__Extracted data entries__
-- -- --

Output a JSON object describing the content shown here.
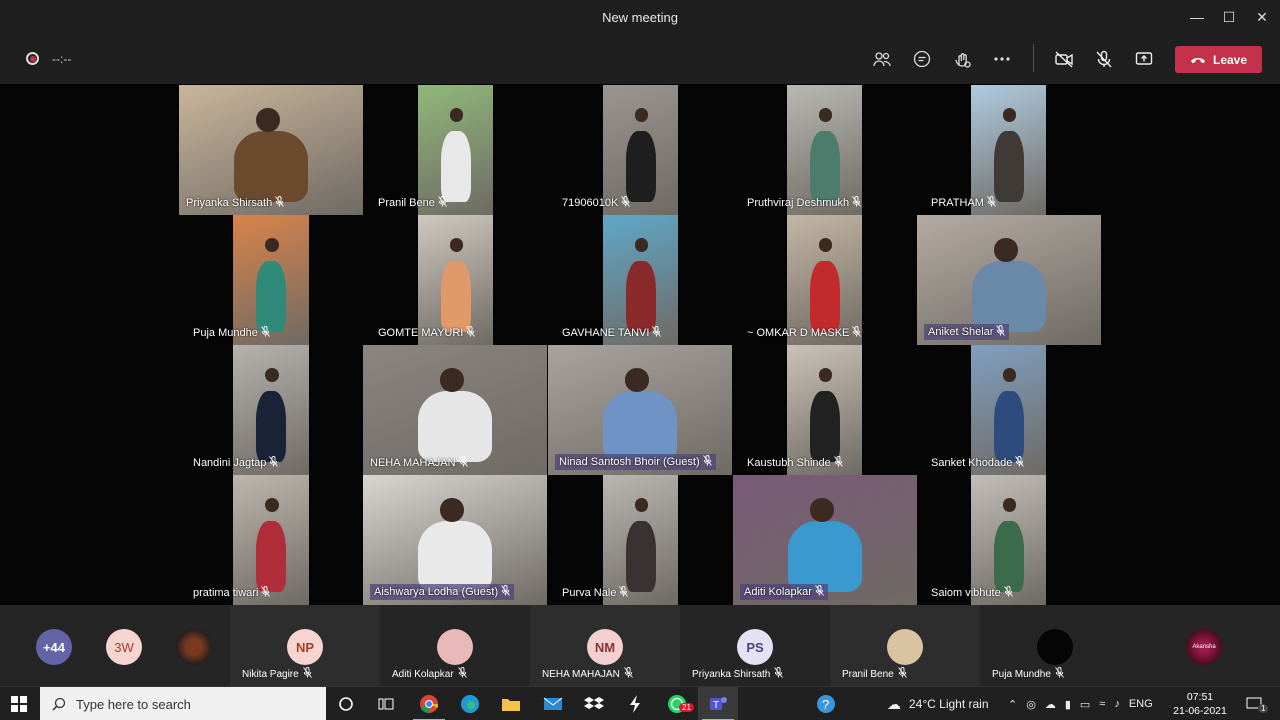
{
  "window": {
    "title": "New meeting"
  },
  "toolbar": {
    "timer": "--:--",
    "leave_label": "Leave"
  },
  "tiles": [
    {
      "name": "Priyanka Shirsath",
      "bg": "#c9b59a",
      "fg": "#6b4a2e"
    },
    {
      "name": "Pranil Bene",
      "bg": "#8fb879",
      "fg": "#e8e8e8"
    },
    {
      "name": "71906010K",
      "bg": "#9a9590",
      "fg": "#1f1f1f"
    },
    {
      "name": "Pruthviraj Deshmukh",
      "bg": "#b8b8b2",
      "fg": "#4c7c6c"
    },
    {
      "name": "PRATHAM",
      "bg": "#aecbe0",
      "fg": "#3f3a35"
    },
    {
      "name": "Puja Mundhe",
      "bg": "#d8834a",
      "fg": "#2f8a7a"
    },
    {
      "name": "GOMTE MAYURI",
      "bg": "#cfc8c0",
      "fg": "#e09a6a"
    },
    {
      "name": "GAVHANE TANVI",
      "bg": "#5fa7c9",
      "fg": "#8a2a2a"
    },
    {
      "name": "~ OMKAR D MASKE",
      "bg": "#c4b6a4",
      "fg": "#c22b2b"
    },
    {
      "name": "Aniket Shelar",
      "bg": "#b3aaa2",
      "fg": "#6a89a8"
    },
    {
      "name": "Nandini Jagtap",
      "bg": "#b5b2ad",
      "fg": "#1b2338"
    },
    {
      "name": "NEHA MAHAJAN",
      "bg": "#8a8580",
      "fg": "#e6e6e6"
    },
    {
      "name": "Ninad Santosh Bhoir (Guest)",
      "bg": "#a8a39e",
      "fg": "#6f93c4"
    },
    {
      "name": "Kaustubh Shinde",
      "bg": "#c9c2b7",
      "fg": "#222"
    },
    {
      "name": "Sanket Khodade",
      "bg": "#7f9fbf",
      "fg": "#2d4c7d"
    },
    {
      "name": "pratima tiwari",
      "bg": "#bcb6ad",
      "fg": "#b02d3a"
    },
    {
      "name": "Aishwarya Lodha (Guest)",
      "bg": "#d8d6d2",
      "fg": "#e9e9e9"
    },
    {
      "name": "Purva Nale",
      "bg": "#b9b6b1",
      "fg": "#3a3232"
    },
    {
      "name": "Aditi Kolapkar",
      "bg": "#7a5a78",
      "fg": "#3a9ad0"
    },
    {
      "name": "Saiom vibhute",
      "bg": "#c2bdb6",
      "fg": "#3b6b4a"
    }
  ],
  "roster": {
    "overflow": "+44",
    "tw_initials": "3W",
    "participants": [
      {
        "initials": "NP",
        "name": "Nikita Pagire",
        "bg": "#f6d4cf",
        "color": "#a0412d"
      },
      {
        "initials": "",
        "name": "Aditi Kolapkar",
        "bg": "#e8b9b8",
        "color": "#333"
      },
      {
        "initials": "NM",
        "name": "NEHA MAHAJAN",
        "bg": "#f3cfcf",
        "color": "#8a3434"
      },
      {
        "initials": "PS",
        "name": "Priyanka Shirsath",
        "bg": "#e4e1f4",
        "color": "#464775"
      },
      {
        "initials": "",
        "name": "Pranil Bene",
        "bg": "#d9c3a0",
        "color": "#333"
      },
      {
        "initials": "",
        "name": "Puja Mundhe",
        "bg": "#050505",
        "color": "#fff"
      }
    ],
    "last_avatar_text": "Akansha"
  },
  "taskbar": {
    "search_placeholder": "Type here to search",
    "whatsapp_badge": "21",
    "weather": "24°C  Light rain",
    "lang": "ENG",
    "time": "07:51",
    "date": "21-06-2021",
    "notif_count": "1"
  }
}
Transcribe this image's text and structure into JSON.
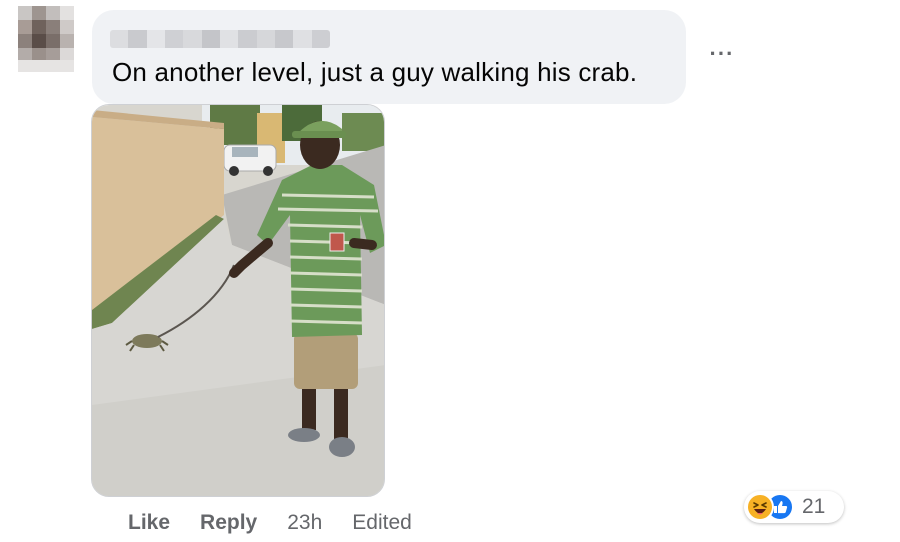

-- -- --

__Aim__
Extract every line of the data exactly; pictures stay out.

__Response to this task__
Output a JSON object describing the content shown here.
{
  "window": {
    "title": "New meeting"
  },
  "toolbar": {
    "timer": "--:--",
    "leave_label": "Leave"
  },
  "tiles": [
    {
      "name": "Priyanka Shirsath",
      "bg": "#c9b59a",
      "fg": "#6b4a2e"
    },
    {
      "name": "Pranil Bene",
      "bg": "#8fb879",
      "fg": "#e8e8e8"
    },
    {
      "name": "71906010K",
      "bg": "#9a9590",
      "fg": "#1f1f1f"
    },
    {
      "name": "Pruthviraj Deshmukh",
      "bg": "#b8b8b2",
      "fg": "#4c7c6c"
    },
    {
      "name": "PRATHAM",
      "bg": "#aecbe0",
      "fg": "#3f3a35"
    },
    {
      "name": "Puja Mundhe",
      "bg": "#d8834a",
      "fg": "#2f8a7a"
    },
    {
      "name": "GOMTE MAYURI",
      "bg": "#cfc8c0",
      "fg": "#e09a6a"
    },
    {
      "name": "GAVHANE TANVI",
      "bg": "#5fa7c9",
      "fg": "#8a2a2a"
    },
    {
      "name": "~ OMKAR D MASKE",
      "bg": "#c4b6a4",
      "fg": "#c22b2b"
    },
    {
      "name": "Aniket Shelar",
      "bg": "#b3aaa2",
      "fg": "#6a89a8"
    },
    {
      "name": "Nandini Jagtap",
      "bg": "#b5b2ad",
      "fg": "#1b2338"
    },
    {
      "name": "NEHA MAHAJAN",
      "bg": "#8a8580",
      "fg": "#e6e6e6"
    },
    {
      "name": "Ninad Santosh Bhoir (Guest)",
      "bg": "#a8a39e",
      "fg": "#6f93c4"
    },
    {
      "name": "Kaustubh Shinde",
      "bg": "#c9c2b7",
      "fg": "#222"
    },
    {
      "name": "Sanket Khodade",
      "bg": "#7f9fbf",
      "fg": "#2d4c7d"
    },
    {
      "name": "pratima tiwari",
      "bg": "#bcb6ad",
      "fg": "#b02d3a"
    },
    {
      "name": "Aishwarya Lodha (Guest)",
      "bg": "#d8d6d2",
      "fg": "#e9e9e9"
    },
    {
      "name": "Purva Nale",
      "bg": "#b9b6b1",
      "fg": "#3a3232"
    },
    {
      "name": "Aditi Kolapkar",
      "bg": "#7a5a78",
      "fg": "#3a9ad0"
    },
    {
      "name": "Saiom vibhute",
      "bg": "#c2bdb6",
      "fg": "#3b6b4a"
    }
  ],
  "roster": {
    "overflow": "+44",
    "tw_initials": "3W",
    "participants": [
      {
        "initials": "NP",
        "name": "Nikita Pagire",
        "bg": "#f6d4cf",
        "color": "#a0412d"
      },
      {
        "initials": "",
        "name": "Aditi Kolapkar",
        "bg": "#e8b9b8",
        "color": "#333"
      },
      {
        "initials": "NM",
        "name": "NEHA MAHAJAN",
        "bg": "#f3cfcf",
        "color": "#8a3434"
      },
      {
        "initials": "PS",
        "name": "Priyanka Shirsath",
        "bg": "#e4e1f4",
        "color": "#464775"
      },
      {
        "initials": "",
        "name": "Pranil Bene",
        "bg": "#d9c3a0",
        "color": "#333"
      },
      {
        "initials": "",
        "name": "Puja Mundhe",
        "bg": "#050505",
        "color": "#fff"
      }
    ],
    "last_avatar_text": "Akansha"
  },
  "taskbar": {
    "search_placeholder": "Type here to search",
    "whatsapp_badge": "21",
    "weather": "24°C  Light rain",
    "lang": "ENG",
    "time": "07:51",
    "date": "21-06-2021",
    "notif_count": "1"
  }
}
Transcribe this image's text and structure into JSON.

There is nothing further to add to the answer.